● **Your task**: Find every line in the records below that contains the word "reserved", and copy each such line.

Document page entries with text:
___

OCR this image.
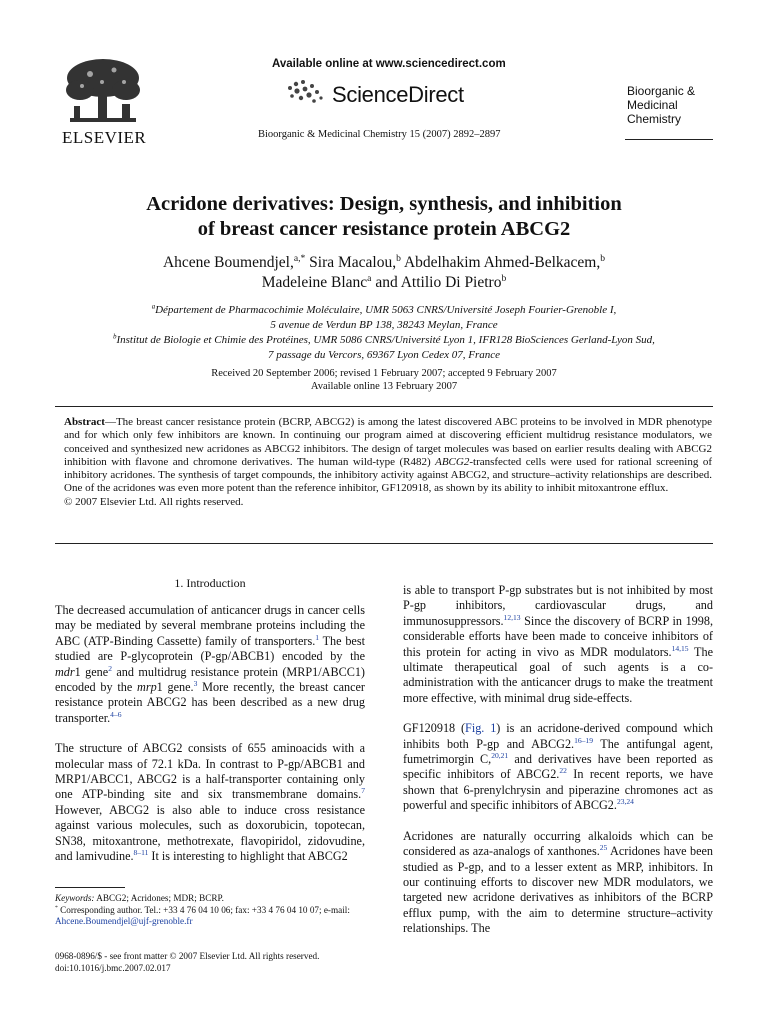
ELSEVIER
Available online at www.sciencedirect.com
ScienceDirect
Bioorganic & Medicinal Chemistry 15 (2007) 2892–2897
Bioorganic &
Medicinal
Chemistry
Acridone derivatives: Design, synthesis, and inhibition
of breast cancer resistance protein ABCG2
Ahcene Boumendjel,$^{a,*}$ Sira Macalou,$^b$ Abdelhakim Ahmed-Belkacem,$^b$
Madeleine Blanc$^a$ and Attilio Di Pietro$^b$
$^a$Département de Pharmacochimie Moléculaire, UMR 5063 CNRS/Université Joseph Fourier-Grenoble I,
5 avenue de Verdun BP 138, 38243 Meylan, France
$^b$Institut de Biologie et Chimie des Protéines, UMR 5086 CNRS/Université Lyon 1, IFR128 BioSciences Gerland-Lyon Sud,
7 passage du Vercors, 69367 Lyon Cedex 07, France
Received 20 September 2006; revised 1 February 2007; accepted 9 February 2007
Available online 13 February 2007
Abstract—The breast cancer resistance protein (BCRP, ABCG2) is among the latest discovered ABC proteins to be involved in MDR phenotype and for which only few inhibitors are known. In continuing our program aimed at discovering efficient multidrug resistance modulators, we conceived and synthesized new acridones as ABCG2 inhibitors. The design of target molecules was based on earlier results dealing with ABCG2 inhibition with flavone and chromone derivatives. The human wild-type (R482) ABCG2-transfected cells were used for rational screening of inhibitory acridones. The synthesis of target compounds, the inhibitory activity against ABCG2, and structure–activity relationships are described. One of the acridones was even more potent than the reference inhibitor, GF120918, as shown by its ability to inhibit mitoxantrone efflux.
© 2007 Elsevier Ltd. All rights reserved.
1. Introduction

The decreased accumulation of anticancer drugs in cancer cells may be mediated by several membrane proteins including the ABC (ATP-Binding Cassette) family of transporters.$^1$ The best studied are P-glycoprotein (P-gp/ABCB1) encoded by the mdr1 gene$^2$ and multidrug resistance protein (MRP1/ABCC1) encoded by the mrp1 gene.$^3$ More recently, the breast cancer resistance protein ABCG2 has been described as a new drug transporter.$^{4-6}$

The structure of ABCG2 consists of 655 aminoacids with a molecular mass of 72.1 kDa. In contrast to P-gp/ABCB1 and MRP1/ABCC1, ABCG2 is a half-transporter containing only one ATP-binding site and six transmembrane domains.$^7$ However, ABCG2 is also able to induce cross resistance against various molecules, such as doxorubicin, topotecan, SN38, mitoxantrone, methotrexate, flavopiridol, zidovudine, and lamivudine.$^{8-11}$ It is interesting to highlight that ABCG2

is able to transport P-gp substrates but is not inhibited by most P-gp inhibitors, cardiovascular drugs, and immunosuppressors.$^{12,13}$ Since the discovery of BCRP in 1998, considerable efforts have been made to conceive inhibitors of this protein for acting in vivo as MDR modulators.$^{14,15}$ The ultimate therapeutical goal of such agents is a co-administration with the anticancer drugs to make the treatment more effective, with minimal drug side-effects.

GF120918 (Fig. 1) is an acridone-derived compound which inhibits both P-gp and ABCG2.$^{16-19}$ The antifungal agent, fumetrimorgin C,$^{20,21}$ and derivatives have been reported as specific inhibitors of ABCG2.22 In recent reports, we have shown that 6-prenylchrysin and piperazine chromones act as powerful and specific inhibitors of ABCG2.$^{23,24}$

Acridones are naturally occurring alkaloids which can be considered as aza-analogs of xanthones.$^{25}$ Acridones have been studied as P-gp, and to a lesser extent as MRP, inhibitors. In our continuing efforts to discover new MDR modulators, we targeted new acridone derivatives as inhibitors of the BCRP efflux pump, with the aim to determine structure–activity relationships. The

Keywords: ABCG2; Acridones; MDR; BCRP.
* Corresponding author. Tel.: +33 4 76 04 10 06; fax: +33 4 76 04 10 07; e-mail: Ahcene.Boumendjel@ujf-grenoble.fr
0968-0896/$ - see front matter © 2007 Elsevier Ltd. All rights reserved.
doi:10.1016/j.bmc.2007.02.017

___

● **Solution below**:
© 2007 Elsevier Ltd. All rights reserved.
0968-0896/$ - see front matter © 2007 Elsevier Ltd. All rights reserved.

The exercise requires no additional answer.